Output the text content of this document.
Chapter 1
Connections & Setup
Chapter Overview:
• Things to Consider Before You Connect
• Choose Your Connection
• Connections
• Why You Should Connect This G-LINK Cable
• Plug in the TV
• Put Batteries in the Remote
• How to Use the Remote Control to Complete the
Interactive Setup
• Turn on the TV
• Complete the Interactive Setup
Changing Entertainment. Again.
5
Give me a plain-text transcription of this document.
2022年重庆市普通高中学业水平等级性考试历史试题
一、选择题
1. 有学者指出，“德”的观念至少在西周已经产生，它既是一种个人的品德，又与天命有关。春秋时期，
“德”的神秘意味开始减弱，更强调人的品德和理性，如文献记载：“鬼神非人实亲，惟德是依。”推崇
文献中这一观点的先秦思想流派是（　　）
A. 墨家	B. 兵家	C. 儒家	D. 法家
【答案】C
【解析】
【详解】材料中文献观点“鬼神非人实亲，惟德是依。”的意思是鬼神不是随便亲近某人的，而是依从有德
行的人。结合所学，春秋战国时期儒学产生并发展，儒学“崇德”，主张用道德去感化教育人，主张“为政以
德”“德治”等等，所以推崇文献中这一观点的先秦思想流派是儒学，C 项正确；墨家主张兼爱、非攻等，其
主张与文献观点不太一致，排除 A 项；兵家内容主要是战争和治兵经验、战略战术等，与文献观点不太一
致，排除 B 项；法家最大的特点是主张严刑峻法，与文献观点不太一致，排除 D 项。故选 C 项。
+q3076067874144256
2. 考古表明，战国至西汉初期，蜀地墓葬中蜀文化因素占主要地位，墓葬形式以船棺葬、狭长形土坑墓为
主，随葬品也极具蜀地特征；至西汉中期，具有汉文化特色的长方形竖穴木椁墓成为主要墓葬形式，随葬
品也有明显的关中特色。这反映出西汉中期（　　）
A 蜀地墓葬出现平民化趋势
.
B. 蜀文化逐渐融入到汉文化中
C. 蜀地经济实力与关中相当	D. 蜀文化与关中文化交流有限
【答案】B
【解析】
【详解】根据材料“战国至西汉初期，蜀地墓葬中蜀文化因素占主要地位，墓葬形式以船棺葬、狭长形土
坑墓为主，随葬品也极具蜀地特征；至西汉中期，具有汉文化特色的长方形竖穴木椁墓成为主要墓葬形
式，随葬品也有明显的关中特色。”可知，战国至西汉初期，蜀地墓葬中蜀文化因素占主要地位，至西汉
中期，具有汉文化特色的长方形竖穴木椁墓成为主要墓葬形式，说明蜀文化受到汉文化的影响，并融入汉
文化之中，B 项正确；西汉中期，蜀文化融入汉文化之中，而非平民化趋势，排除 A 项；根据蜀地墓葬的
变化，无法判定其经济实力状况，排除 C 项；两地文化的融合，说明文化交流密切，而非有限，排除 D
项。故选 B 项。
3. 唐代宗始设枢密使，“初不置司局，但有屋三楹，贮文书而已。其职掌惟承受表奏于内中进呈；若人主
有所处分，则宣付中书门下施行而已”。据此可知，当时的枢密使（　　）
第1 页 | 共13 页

.....

> **EXERCISE REQUIREMENTS**: Take every line above carrying "随葬品也极具蜀地特征" and return it.

> **WRITTEN RESPONSE**:
主，随葬品也极具蜀地特征；至西汉中期，具有汉文化特色的长方形竖穴木椁墓成为主要墓葬形式，随葬
坑墓为主，随葬品也极具蜀地特征；至西汉中期，具有汉文化特色的长方形竖穴木椁墓成为主要墓葬形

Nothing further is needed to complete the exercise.